**BRIEF**
Check each line of the listing for the string "workspace", then state how many lines have it. Only the number is wanted.

─── TASK INPUTS

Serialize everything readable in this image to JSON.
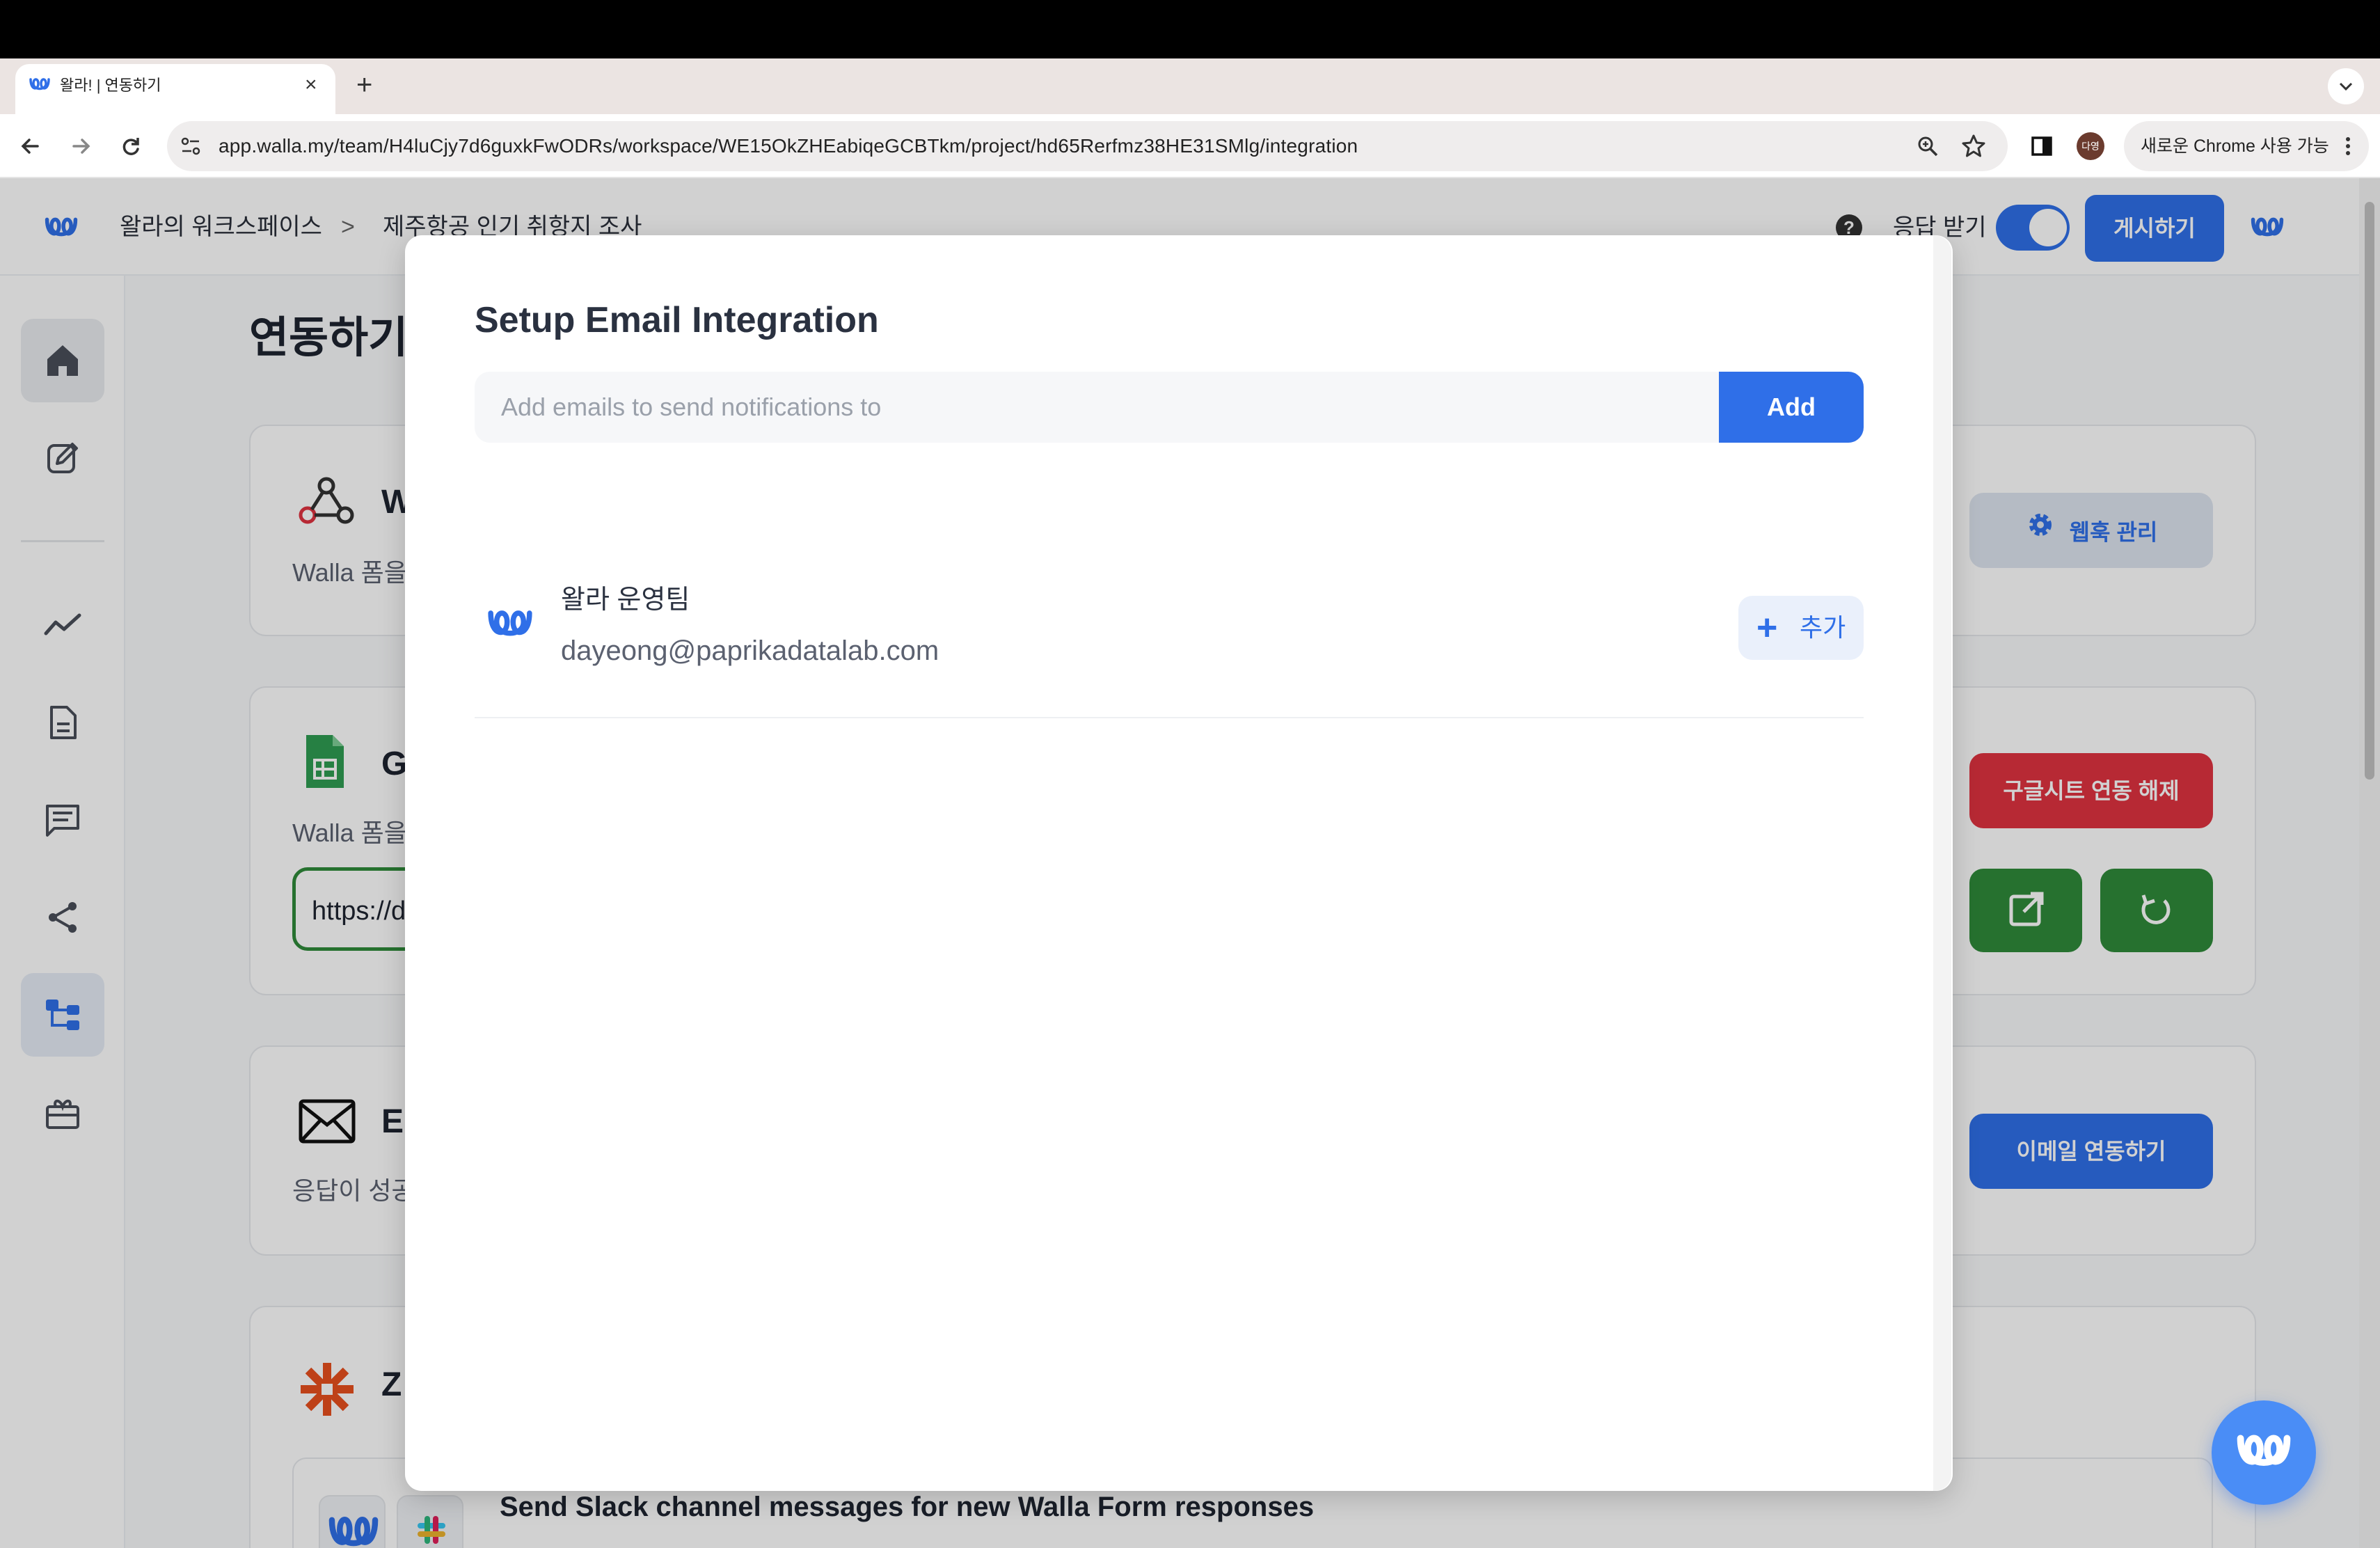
{
  "browser": {
    "tab_title": "왈라! | 연동하기",
    "tab_close": "×",
    "tab_new": "+",
    "url": "app.walla.my/team/H4luCjy7d6guxkFwODRs/workspace/WE15OkZHEabiqeGCBTkm/project/hd65Rerfmz38HE31SMlg/integration",
    "profile_initial": "다영",
    "profile_label": "새로운 Chrome 사용 가능"
  },
  "header": {
    "workspace": "왈라의 워크스페이스",
    "separator": ">",
    "project": "제주항공 인기 취항지 조사",
    "help": "?",
    "receive_responses": "응답 받기",
    "receive_on": true,
    "publish": "게시하기"
  },
  "sidebar": {
    "items": [
      {
        "icon": "home-icon",
        "active": false
      },
      {
        "icon": "edit-icon",
        "active": false
      },
      {
        "icon": "analytics-icon",
        "active": false
      },
      {
        "icon": "document-icon",
        "active": false
      },
      {
        "icon": "comments-icon",
        "active": false
      },
      {
        "icon": "share-icon",
        "active": false
      },
      {
        "icon": "integration-icon",
        "active": true
      },
      {
        "icon": "gift-icon",
        "active": false
      }
    ]
  },
  "page": {
    "title": "연동하기",
    "webhook": {
      "title_initial": "W",
      "desc": "Walla 폼을",
      "button": "웹훅 관리"
    },
    "gsheet": {
      "title_initial": "G",
      "desc": "Walla 폼을",
      "url_value": "https://d",
      "unlink_button": "구글시트 연동 해제"
    },
    "email": {
      "title_initial": "E",
      "desc": "응답이 성공",
      "button": "이메일 연동하기"
    },
    "zapier": {
      "title_initial": "Z",
      "zap_title": "Send Slack channel messages for new Walla Form responses"
    }
  },
  "modal": {
    "title": "Setup Email Integration",
    "input_placeholder": "Add emails to send notifications to",
    "add_button": "Add",
    "members": [
      {
        "name": "왈라 운영팀",
        "email": "dayeong@paprikadatalab.com",
        "add_label": "추가",
        "add_plus": "+"
      }
    ]
  },
  "colors": {
    "brand": "#2f6fe8",
    "danger": "#e03340",
    "success": "#2f8a3a"
  }
}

──────

**REPLY**
2